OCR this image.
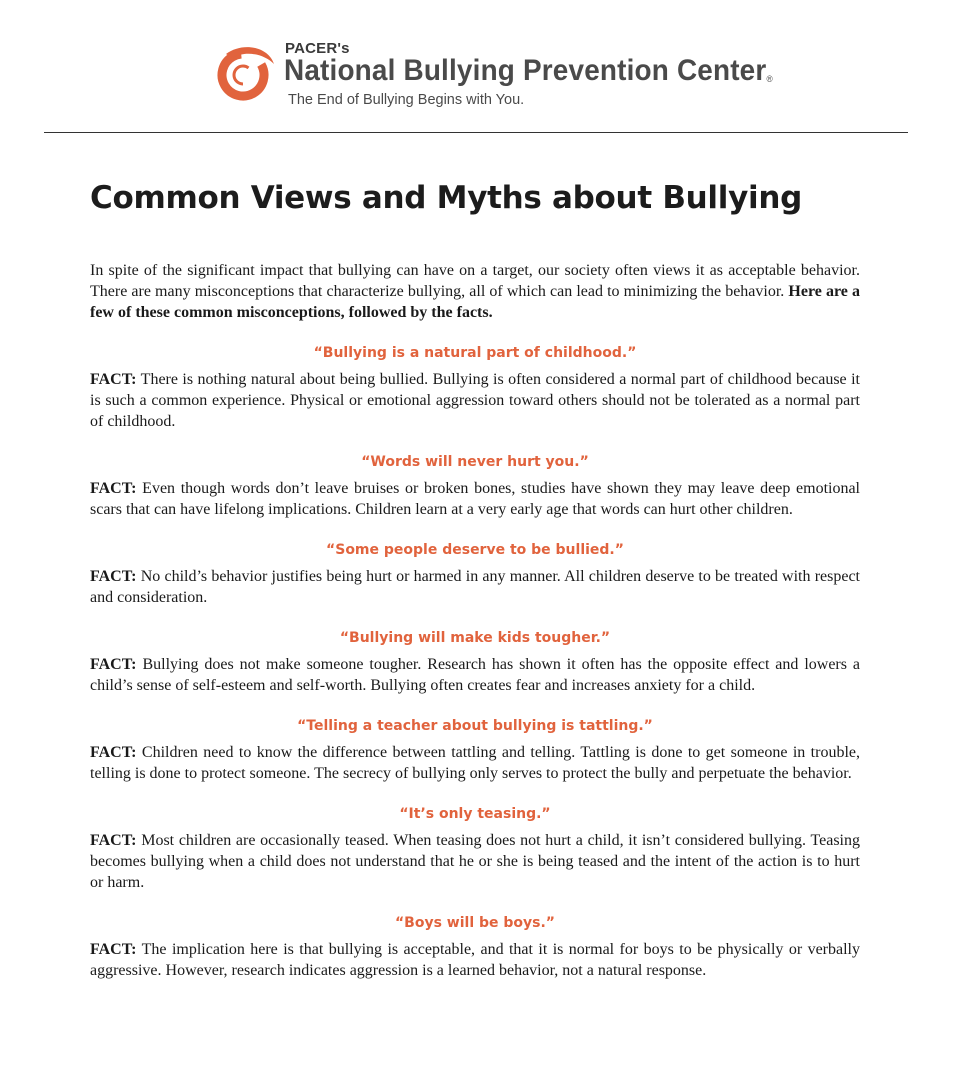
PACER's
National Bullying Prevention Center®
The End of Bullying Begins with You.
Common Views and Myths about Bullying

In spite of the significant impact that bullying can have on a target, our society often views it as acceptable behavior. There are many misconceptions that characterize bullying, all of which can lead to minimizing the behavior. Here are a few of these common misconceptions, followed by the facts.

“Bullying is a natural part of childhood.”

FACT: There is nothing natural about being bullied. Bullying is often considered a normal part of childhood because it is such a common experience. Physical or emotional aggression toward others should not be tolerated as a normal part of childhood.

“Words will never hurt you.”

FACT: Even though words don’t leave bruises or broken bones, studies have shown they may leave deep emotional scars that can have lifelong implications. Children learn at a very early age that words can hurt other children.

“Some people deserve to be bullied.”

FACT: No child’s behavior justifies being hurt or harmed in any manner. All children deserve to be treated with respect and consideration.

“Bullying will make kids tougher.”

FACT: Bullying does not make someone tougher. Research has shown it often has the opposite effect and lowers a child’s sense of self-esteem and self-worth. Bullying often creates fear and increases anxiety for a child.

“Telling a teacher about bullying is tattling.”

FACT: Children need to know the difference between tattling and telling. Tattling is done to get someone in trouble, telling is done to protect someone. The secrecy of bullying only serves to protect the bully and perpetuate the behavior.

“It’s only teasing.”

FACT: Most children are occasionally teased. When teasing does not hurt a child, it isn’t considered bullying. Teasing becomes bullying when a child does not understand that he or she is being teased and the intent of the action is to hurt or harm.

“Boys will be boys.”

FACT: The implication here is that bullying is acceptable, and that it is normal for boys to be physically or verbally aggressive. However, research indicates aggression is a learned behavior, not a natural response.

════

● REQUIRED TASK: Transcribe each line above verbatim, with the pictures left out.

● WRITTEN REPLY:
OCR this image.
PACER's
National Bullying Prevention Center®
The End of Bullying Begins with You.
Common Views and Myths about Bullying

In spite of the significant impact that bullying can have on a target, our society often views it as acceptable behavior. There are many misconceptions that characterize bullying, all of which can lead to minimizing the behavior. Here are a few of these common misconceptions, followed by the facts.

“Bullying is a natural part of childhood.”

FACT: There is nothing natural about being bullied. Bullying is often considered a normal part of childhood because it is such a common experience. Physical or emotional aggression toward others should not be tolerated as a normal part of childhood.

“Words will never hurt you.”

FACT: Even though words don’t leave bruises or broken bones, studies have shown they may leave deep emotional scars that can have lifelong implications. Children learn at a very early age that words can hurt other children.

“Some people deserve to be bullied.”

FACT: No child’s behavior justifies being hurt or harmed in any manner. All children deserve to be treated with respect and consideration.

“Bullying will make kids tougher.”

FACT: Bullying does not make someone tougher. Research has shown it often has the opposite effect and lowers a child’s sense of self-esteem and self-worth. Bullying often creates fear and increases anxiety for a child.

“Telling a teacher about bullying is tattling.”

FACT: Children need to know the difference between tattling and telling. Tattling is done to get someone in trouble, telling is done to protect someone. The secrecy of bullying only serves to protect the bully and perpetuate the behavior.

“It’s only teasing.”

FACT: Most children are occasionally teased. When teasing does not hurt a child, it isn’t considered bullying. Teasing becomes bullying when a child does not understand that he or she is being teased and the intent of the action is to hurt or harm.

“Boys will be boys.”

FACT: The implication here is that bullying is acceptable, and that it is normal for boys to be physically or verbally aggressive. However, research indicates aggression is a learned behavior, not a natural response.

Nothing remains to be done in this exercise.